Data records

○ ○ ○

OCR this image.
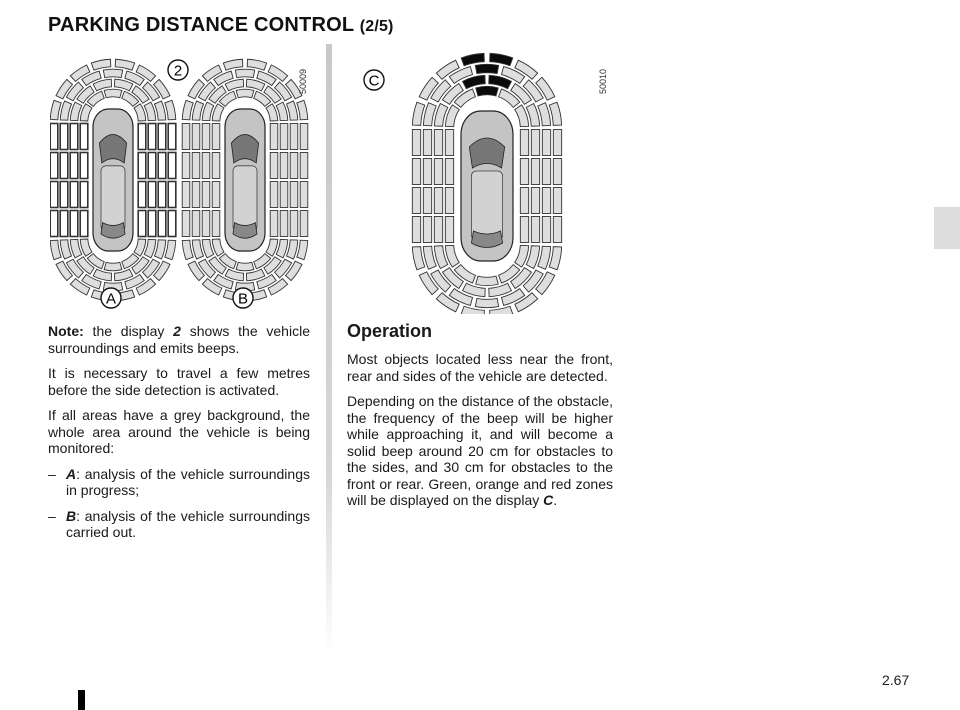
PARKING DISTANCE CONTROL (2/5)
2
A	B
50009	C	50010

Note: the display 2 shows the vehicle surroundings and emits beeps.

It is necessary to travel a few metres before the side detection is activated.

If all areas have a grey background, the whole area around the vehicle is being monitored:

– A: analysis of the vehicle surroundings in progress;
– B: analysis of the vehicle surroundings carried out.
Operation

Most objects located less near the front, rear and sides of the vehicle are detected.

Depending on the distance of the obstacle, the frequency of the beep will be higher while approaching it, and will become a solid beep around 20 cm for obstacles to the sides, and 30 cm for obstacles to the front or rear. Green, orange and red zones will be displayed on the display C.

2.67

○ ○ ○

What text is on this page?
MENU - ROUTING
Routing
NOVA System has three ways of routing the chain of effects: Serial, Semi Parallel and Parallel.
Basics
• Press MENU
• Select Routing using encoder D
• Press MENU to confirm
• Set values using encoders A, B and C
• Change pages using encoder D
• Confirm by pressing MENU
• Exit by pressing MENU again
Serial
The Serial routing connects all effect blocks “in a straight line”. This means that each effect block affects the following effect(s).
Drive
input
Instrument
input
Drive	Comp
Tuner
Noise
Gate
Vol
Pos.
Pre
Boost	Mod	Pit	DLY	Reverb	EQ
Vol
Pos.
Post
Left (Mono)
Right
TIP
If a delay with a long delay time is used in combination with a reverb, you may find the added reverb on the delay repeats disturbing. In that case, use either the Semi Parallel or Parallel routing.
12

○ ○ ○

◆ **Stated exercise**
Identify and list each line with the word "Parallel".

◆ **Complete answer**
NOVA System has three ways of routing the chain of effects: Serial, Semi Parallel and Parallel.
If a delay with a long delay time is used in combination with a reverb, you may find the added reverb on the delay repeats disturbing. In that case, use either the Semi Parallel or Parallel routing.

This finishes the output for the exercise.